RECORDS FOR THE TASK:
···

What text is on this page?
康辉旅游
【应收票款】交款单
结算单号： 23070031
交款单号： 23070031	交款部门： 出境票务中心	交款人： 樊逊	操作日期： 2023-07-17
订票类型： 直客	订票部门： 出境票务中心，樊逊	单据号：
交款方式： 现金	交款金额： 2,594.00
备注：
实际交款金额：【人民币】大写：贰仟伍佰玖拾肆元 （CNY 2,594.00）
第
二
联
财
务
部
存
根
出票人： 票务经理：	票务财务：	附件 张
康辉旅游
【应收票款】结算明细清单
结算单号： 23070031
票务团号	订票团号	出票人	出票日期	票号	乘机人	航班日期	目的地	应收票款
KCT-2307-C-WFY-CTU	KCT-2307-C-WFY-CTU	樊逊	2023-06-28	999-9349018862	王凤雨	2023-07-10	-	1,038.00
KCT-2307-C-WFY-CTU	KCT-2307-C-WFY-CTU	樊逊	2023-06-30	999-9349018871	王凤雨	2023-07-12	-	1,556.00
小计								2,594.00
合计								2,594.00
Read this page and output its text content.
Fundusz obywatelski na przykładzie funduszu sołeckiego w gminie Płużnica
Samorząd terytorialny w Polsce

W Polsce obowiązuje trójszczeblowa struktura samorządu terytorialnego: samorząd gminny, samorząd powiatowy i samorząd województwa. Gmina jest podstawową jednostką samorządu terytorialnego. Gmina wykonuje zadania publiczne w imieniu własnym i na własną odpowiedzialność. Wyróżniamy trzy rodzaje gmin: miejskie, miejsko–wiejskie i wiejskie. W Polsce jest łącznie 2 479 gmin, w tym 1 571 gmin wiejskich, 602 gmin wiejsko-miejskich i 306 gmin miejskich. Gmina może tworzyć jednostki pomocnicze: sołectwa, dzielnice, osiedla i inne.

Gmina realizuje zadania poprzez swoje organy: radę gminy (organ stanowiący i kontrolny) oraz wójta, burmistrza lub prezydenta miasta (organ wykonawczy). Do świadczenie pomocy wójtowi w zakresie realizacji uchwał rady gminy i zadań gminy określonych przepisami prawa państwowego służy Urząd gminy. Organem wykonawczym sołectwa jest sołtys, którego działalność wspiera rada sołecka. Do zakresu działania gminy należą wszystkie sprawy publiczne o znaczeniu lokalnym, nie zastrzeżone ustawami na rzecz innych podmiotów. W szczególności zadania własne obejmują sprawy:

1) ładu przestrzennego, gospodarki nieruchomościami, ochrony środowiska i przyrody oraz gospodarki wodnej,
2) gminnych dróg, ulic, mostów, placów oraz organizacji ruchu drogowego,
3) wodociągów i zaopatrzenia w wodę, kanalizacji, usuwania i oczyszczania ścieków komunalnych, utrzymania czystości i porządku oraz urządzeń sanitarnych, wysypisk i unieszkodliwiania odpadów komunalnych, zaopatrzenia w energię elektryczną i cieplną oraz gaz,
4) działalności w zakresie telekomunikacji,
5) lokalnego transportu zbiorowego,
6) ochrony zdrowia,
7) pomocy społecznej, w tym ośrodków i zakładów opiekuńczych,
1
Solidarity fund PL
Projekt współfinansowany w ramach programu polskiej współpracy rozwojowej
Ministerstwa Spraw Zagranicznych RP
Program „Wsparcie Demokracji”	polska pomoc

···

INSTRUCTIONS FOR THE TASK: Gather, from the listing above, every line carrying the word "出境票务中心".

EXERCISE RESPONSE:
交款单号： 23070031	交款部门： 出境票务中心	交款人： 樊逊	操作日期： 2023-07-17
订票类型： 直客	订票部门： 出境票务中心，樊逊	单据号：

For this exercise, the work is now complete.